**WORK TO COMPLETE**: Please rewrite the records below as a JSON list of strings, one string per line, with blank lines dropped. Leave the pictures out of the answer.

**DATASET ROWS**:
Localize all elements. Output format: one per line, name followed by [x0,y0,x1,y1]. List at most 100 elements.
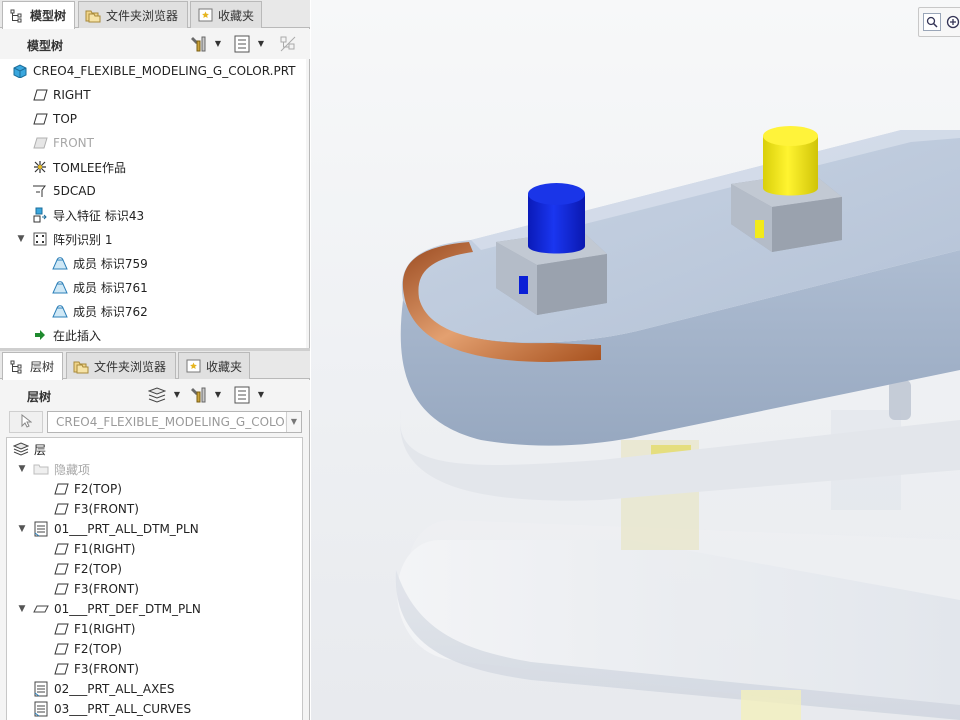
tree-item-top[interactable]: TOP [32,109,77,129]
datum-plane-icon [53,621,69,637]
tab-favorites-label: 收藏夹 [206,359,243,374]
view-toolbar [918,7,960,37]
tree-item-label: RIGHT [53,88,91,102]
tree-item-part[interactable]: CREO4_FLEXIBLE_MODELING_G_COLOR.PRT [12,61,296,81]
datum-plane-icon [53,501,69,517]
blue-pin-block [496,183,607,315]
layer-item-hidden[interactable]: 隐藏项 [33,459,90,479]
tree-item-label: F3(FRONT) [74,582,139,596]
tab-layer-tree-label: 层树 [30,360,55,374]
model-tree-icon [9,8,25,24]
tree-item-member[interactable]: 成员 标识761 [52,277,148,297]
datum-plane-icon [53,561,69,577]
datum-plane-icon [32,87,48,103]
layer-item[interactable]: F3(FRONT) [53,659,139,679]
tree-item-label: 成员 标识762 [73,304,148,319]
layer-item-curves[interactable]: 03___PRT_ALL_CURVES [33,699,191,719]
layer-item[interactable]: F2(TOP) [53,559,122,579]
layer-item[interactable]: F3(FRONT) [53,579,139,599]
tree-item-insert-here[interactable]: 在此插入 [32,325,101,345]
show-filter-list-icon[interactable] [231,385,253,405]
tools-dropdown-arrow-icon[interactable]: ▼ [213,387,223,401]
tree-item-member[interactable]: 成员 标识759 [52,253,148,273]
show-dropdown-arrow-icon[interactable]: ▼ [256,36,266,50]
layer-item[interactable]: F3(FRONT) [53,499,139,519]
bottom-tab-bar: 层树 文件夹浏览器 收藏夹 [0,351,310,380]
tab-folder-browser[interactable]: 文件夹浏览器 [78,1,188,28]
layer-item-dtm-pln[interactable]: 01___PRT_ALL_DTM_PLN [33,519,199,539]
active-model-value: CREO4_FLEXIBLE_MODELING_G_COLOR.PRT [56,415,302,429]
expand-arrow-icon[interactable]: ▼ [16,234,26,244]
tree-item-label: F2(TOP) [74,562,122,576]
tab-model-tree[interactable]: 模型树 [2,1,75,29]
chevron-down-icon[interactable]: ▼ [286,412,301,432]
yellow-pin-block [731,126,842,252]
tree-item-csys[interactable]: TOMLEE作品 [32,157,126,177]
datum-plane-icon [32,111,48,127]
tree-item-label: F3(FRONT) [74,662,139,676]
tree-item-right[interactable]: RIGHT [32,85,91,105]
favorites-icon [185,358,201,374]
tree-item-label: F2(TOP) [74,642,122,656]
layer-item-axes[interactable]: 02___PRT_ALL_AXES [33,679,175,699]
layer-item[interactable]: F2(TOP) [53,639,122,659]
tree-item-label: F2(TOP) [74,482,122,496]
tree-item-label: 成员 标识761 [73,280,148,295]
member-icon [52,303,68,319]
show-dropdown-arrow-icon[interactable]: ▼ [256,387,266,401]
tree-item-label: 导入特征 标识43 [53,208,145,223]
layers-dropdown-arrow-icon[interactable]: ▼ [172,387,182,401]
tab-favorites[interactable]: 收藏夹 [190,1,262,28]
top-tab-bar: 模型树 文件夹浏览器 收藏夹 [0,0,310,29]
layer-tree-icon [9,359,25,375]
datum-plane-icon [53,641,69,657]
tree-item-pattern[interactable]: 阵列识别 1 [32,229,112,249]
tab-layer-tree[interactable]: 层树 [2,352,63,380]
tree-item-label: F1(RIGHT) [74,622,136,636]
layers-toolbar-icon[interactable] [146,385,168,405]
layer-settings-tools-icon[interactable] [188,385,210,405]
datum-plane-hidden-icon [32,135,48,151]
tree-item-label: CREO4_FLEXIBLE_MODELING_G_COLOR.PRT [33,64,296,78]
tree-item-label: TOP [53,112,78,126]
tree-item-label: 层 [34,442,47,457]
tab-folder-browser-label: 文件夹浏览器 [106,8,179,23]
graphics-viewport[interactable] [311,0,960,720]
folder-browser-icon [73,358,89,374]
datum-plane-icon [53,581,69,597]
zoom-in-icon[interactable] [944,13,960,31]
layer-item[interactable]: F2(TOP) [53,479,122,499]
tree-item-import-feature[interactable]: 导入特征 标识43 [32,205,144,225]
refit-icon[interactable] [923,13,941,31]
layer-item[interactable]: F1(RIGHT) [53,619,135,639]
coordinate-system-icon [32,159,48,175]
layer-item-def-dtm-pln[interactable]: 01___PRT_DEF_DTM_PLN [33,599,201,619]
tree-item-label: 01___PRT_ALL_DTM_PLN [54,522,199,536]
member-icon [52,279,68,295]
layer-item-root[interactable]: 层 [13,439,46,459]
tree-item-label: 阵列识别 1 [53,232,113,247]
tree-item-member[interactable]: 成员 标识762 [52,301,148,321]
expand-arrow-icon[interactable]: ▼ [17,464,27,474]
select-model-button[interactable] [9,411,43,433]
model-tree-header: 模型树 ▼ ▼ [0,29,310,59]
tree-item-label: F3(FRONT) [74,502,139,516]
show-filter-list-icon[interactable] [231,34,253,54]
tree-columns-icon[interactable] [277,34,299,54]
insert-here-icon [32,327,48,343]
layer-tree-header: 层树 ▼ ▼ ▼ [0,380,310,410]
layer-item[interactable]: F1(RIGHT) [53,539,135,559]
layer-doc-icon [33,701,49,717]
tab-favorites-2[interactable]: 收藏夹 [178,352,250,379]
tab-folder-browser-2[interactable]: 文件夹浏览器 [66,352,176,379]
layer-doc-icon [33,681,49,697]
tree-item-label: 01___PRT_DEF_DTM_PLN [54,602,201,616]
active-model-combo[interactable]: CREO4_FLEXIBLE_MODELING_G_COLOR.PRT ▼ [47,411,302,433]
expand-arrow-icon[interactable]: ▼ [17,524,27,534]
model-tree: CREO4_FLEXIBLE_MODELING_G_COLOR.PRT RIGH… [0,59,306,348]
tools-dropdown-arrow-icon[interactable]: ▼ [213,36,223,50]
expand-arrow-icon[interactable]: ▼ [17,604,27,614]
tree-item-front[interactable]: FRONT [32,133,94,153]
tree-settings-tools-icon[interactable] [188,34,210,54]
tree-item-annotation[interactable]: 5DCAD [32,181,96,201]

**RESULT**:
[
  "Localize all elements. Output format: one per line, name followed by [x0,y0,x1,y1]. List at most 100 elements.",
  "tree-item-top[interactable]: TOP [32,109,77,129]",
  "datum-plane-icon [53,621,69,637]",
  "tab-favorites-label: 收藏夹 [206,359,243,374]",
  "view-toolbar [918,7,960,37]",
  "tree-item-label: RIGHT [53,88,91,102]",
  "tree-item-part[interactable]: CREO4_FLEXIBLE_MODELING_G_COLOR.PRT [12,61,296,81]",
  "datum-plane-icon [53,501,69,517]",
  "blue-pin-block [496,183,607,315]",
  "layer-item-hidden[interactable]: 隐藏项 [33,459,90,479]",
  "tree-item-label: F3(FRONT) [74,582,139,596]",
  "tab-layer-tree-label: 层树 [30,360,55,374]",
  "model-tree-icon [9,8,25,24]",
  "tree-item-member[interactable]: 成员 标识761 [52,277,148,297]",
  "datum-plane-icon [53,561,69,577]",
  "datum-plane-icon [32,87,48,103]",
  "layer-item[interactable]: F3(FRONT) [53,659,139,679]",
  "tree-item-label: 成员 标识762 [73,304,148,319]",
  "layer-item-curves[interactable]: 03___PRT_ALL_CURVES [33,699,191,719]",
  "layer-item[interactable]: F2(TOP) [53,559,122,579]",
  "layer-item[interactable]: F3(FRONT) [53,579,139,599]",
  "tree-item-insert-here[interactable]: 在此插入 [32,325,101,345]",
  "show-filter-list-icon[interactable] [231,385,253,405]",
  "tools-dropdown-arrow-icon[interactable]: ▼ [213,387,223,401]",
  "tree-item-member[interactable]: 成员 标识759 [52,253,148,273]",
  "show-dropdown-arrow-icon[interactable]: ▼ [256,36,266,50]",
  "layer-item[interactable]: F3(FRONT) [53,499,139,519]",
  "bottom-tab-bar: 层树 文件夹浏览器 收藏夹 [0,351,310,380]",
  "tab-folder-browser[interactable]: 文件夹浏览器 [78,1,188,28]",
  "layer-item-dtm-pln[interactable]: 01___PRT_ALL_DTM_PLN [33,519,199,539]",
  "active-model-value: CREO4_FLEXIBLE_MODELING_G_COLOR.PRT [56,415,302,429]",
  "expand-arrow-icon[interactable]: ▼ [16,234,26,244]",
  "tree-item-label: F2(TOP) [74,562,122,576]",
  "tab-model-tree[interactable]: 模型树 [2,1,75,29]",
  "chevron-down-icon[interactable]: ▼ [286,412,301,432]",
  "yellow-pin-block [731,126,842,252]",
  "tree-item-csys[interactable]: TOMLEE作品 [32,157,126,177]",
  "datum-plane-icon [32,111,48,127]",
  "tree-item-label: F3(FRONT) [74,662,139,676]",
  "tree-item-right[interactable]: RIGHT [32,85,91,105]",
  "favorites-icon [185,358,201,374]",
  "tree-item-label: F2(TOP) [74,642,122,656]",
  "layer-item-axes[interactable]: 02___PRT_ALL_AXES [33,679,175,699]",
  "layer-item[interactable]: F2(TOP) [53,639,122,659]",
  "tree-item-label: F2(TOP) [74,482,122,496]",
  "tree-item-label: 成员 标识761 [73,280,148,295]",
  "member-icon [52,303,68,319]",
  "show-dropdown-arrow-icon[interactable]: ▼ [256,387,266,401]",
  "tree-item-label: 导入特征 标识43 [53,208,145,223]",
  "layers-dropdown-arrow-icon[interactable]: ▼ [172,387,182,401]",
  "tab-favorites[interactable]: 收藏夹 [190,1,262,28]",
  "top-tab-bar: 模型树 文件夹浏览器 收藏夹 [0,0,310,29]",
  "layer-tree-icon [9,359,25,375]",
  "datum-plane-icon [53,641,69,657]",
  "tree-item-pattern[interactable]: 阵列识别 1 [32,229,112,249]",
  "tab-layer-tree[interactable]: 层树 [2,352,63,380]",
  "tree-item-label: F1(RIGHT) [74,622,136,636]",
  "layers-toolbar-icon[interactable] [146,385,168,405]",
  "layer-settings-tools-icon[interactable] [188,385,210,405]",
  "datum-plane-hidden-icon [32,135,48,151]",
  "tree-item-label: CREO4_FLEXIBLE_MODELING_G_COLOR.PRT [33,64,296,78]",
  "tree-item-label: TOP [53,112,78,126]",
  "tree-item-label: 层 [34,442,47,457]",
  "tab-folder-browser-label: 文件夹浏览器 [106,8,179,23]",
  "graphics-viewport[interactable] [311,0,960,720]",
  "folder-browser-icon [73,358,89,374]",
  "datum-plane-icon [53,581,69,597]",
  "zoom-in-icon[interactable] [944,13,960,31]",
  "layer-item[interactable]: F2(TOP) [53,479,122,499]",
  "tree-item-import-feature[interactable]: 导入特征 标识43 [32,205,144,225]",
  "refit-icon[interactable] [923,13,941,31]",
  "layer-item[interactable]: F1(RIGHT) [53,619,135,639]",
  "coordinate-system-icon [32,159,48,175]",
  "layer-item-def-dtm-pln[interactable]: 01___PRT_DEF_DTM_PLN [33,599,201,619]",
  "tree-item-label: 01___PRT_ALL_DTM_PLN [54,522,199,536]",
  "member-icon [52,279,68,295]",
  "layer-item-root[interactable]: 层 [13,439,46,459]",
  "tree-item-label: 阵列识别 1 [53,232,113,247]",
  "tree-item-member[interactable]: 成员 标识762 [52,301,148,321]",
  "expand-arrow-icon[interactable]: ▼ [17,464,27,474]",
  "select-model-button[interactable] [9,411,43,433]",
  "model-tree-header: 模型树 ▼ ▼ [0,29,310,59]",
  "tree-item-label: F3(FRONT) [74,502,139,516]",
  "show-filter-list-icon[interactable] [231,34,253,54]",
  "tree-columns-icon[interactable] [277,34,299,54]",
  "insert-here-icon [32,327,48,343]",
  "layer-tree-header: 层树 ▼ ▼ ▼ [0,380,310,410]",
  "layer-item[interactable]: F1(RIGHT) [53,539,135,559]",
  "layer-doc-icon [33,701,49,717]",
  "tab-favorites-2[interactable]: 收藏夹 [178,352,250,379]",
  "tab-folder-browser-2[interactable]: 文件夹浏览器 [66,352,176,379]",
  "layer-doc-icon [33,681,49,697]",
  "tree-item-label: 01___PRT_DEF_DTM_PLN [54,602,201,616]",
  "active-model-combo[interactable]: CREO4_FLEXIBLE_MODELING_G_COLOR.PRT ▼ [47,411,302,433]",
  "expand-arrow-icon[interactable]: ▼ [17,524,27,534]",
  "model-tree: CREO4_FLEXIBLE_MODELING_G_COLOR.PRT RIGH… [0,59,306,348]",
  "tools-dropdown-arrow-icon[interactable]: ▼ [213,36,223,50]",
  "expand-arrow-icon[interactable]: ▼ [17,604,27,614]",
  "tree-item-front[interactable]: FRONT [32,133,94,153]",
  "tree-settings-tools-icon[interactable] [188,34,210,54]",
  "tree-item-annotation[interactable]: 5DCAD [32,181,96,201]"
]